_YOUR OBJECTIVE_
The response should hold each line from the entries below where "Fiber" is found.

(Figure dataset records)
______

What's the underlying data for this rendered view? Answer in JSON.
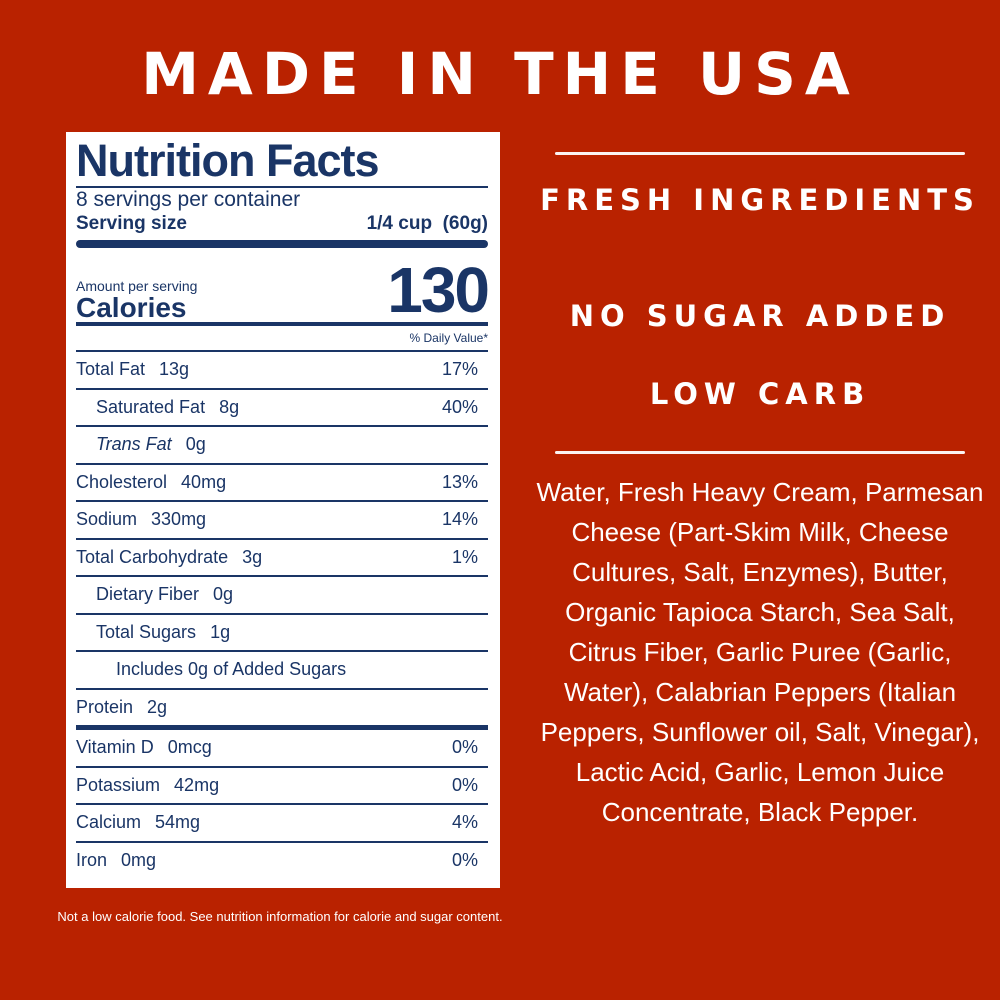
{
  "headline": "MADE IN THE USA",
  "label": {
    "title": "Nutrition Facts",
    "servings": "8 servings per container",
    "serving_size_label": "Serving size",
    "serving_size_value": "1/4 cup  (60g)",
    "amount_per_serving": "Amount per serving",
    "calories_label": "Calories",
    "calories_value": "130",
    "daily_value_header": "% Daily Value*",
    "nutrients": [
      {
        "name": "Total Fat",
        "amount": "13g",
        "dv": "17%",
        "indent": 0
      },
      {
        "name": "Saturated Fat",
        "amount": "8g",
        "dv": "40%",
        "indent": 1
      },
      {
        "name": "Trans Fat",
        "amount": "0g",
        "dv": "",
        "indent": 1
      },
      {
        "name": "Cholesterol",
        "amount": "40mg",
        "dv": "13%",
        "indent": 0
      },
      {
        "name": "Sodium",
        "amount": "330mg",
        "dv": "14%",
        "indent": 0
      },
      {
        "name": "Total Carbohydrate",
        "amount": "3g",
        "dv": "1%",
        "indent": 0
      },
      {
        "name": "Dietary Fiber",
        "amount": "0g",
        "dv": "",
        "indent": 1
      },
      {
        "name": "Total Sugars",
        "amount": "1g",
        "dv": "",
        "indent": 1
      },
      {
        "name": "Includes 0g of Added Sugars",
        "amount": "",
        "dv": "",
        "indent": 2
      },
      {
        "name": "Protein",
        "amount": "2g",
        "dv": "",
        "indent": 0
      }
    ],
    "vitamins": [
      {
        "name": "Vitamin D",
        "amount": "0mcg",
        "dv": "0%"
      },
      {
        "name": "Potassium",
        "amount": "42mg",
        "dv": "0%"
      },
      {
        "name": "Calcium",
        "amount": "54mg",
        "dv": "4%"
      },
      {
        "name": "Iron",
        "amount": "0mg",
        "dv": "0%"
      }
    ]
  },
  "footnote": "Not a low calorie food. See nutrition information for calorie and sugar content.",
  "claims": [
    "FRESH INGREDIENTS",
    "NO SUGAR ADDED",
    "LOW CARB"
  ],
  "ingredients": "Water, Fresh Heavy Cream, Parmesan Cheese (Part-Skim Milk, Cheese Cultures, Salt, Enzymes), Butter, Organic Tapioca Starch, Sea Salt, Citrus Fiber, Garlic Puree (Garlic, Water), Calabrian Peppers (Italian Peppers, Sunflower oil, Salt, Vinegar), Lactic Acid, Garlic, Lemon Juice Concentrate, Black Pepper.",
  "colors": {
    "background": "#b92200",
    "label_text": "#1a3566",
    "text": "#ffffff"
  }
}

______

_EXERCISE ANSWER_
        "name": "Dietary Fiber",
  "ingredients": "Water, Fresh Heavy Cream, Parmesan Cheese (Part-Skim Milk, Cheese Cultures, Salt, Enzymes), Butter, Organic Tapioca Starch, Sea Salt, Citrus Fiber, Garlic Puree (Garlic, Water), Calabrian Peppers (Italian Peppers, Sunflower oil, Salt, Vinegar), Lactic Acid, Garlic, Lemon Juice Concentrate, Black Pepper.",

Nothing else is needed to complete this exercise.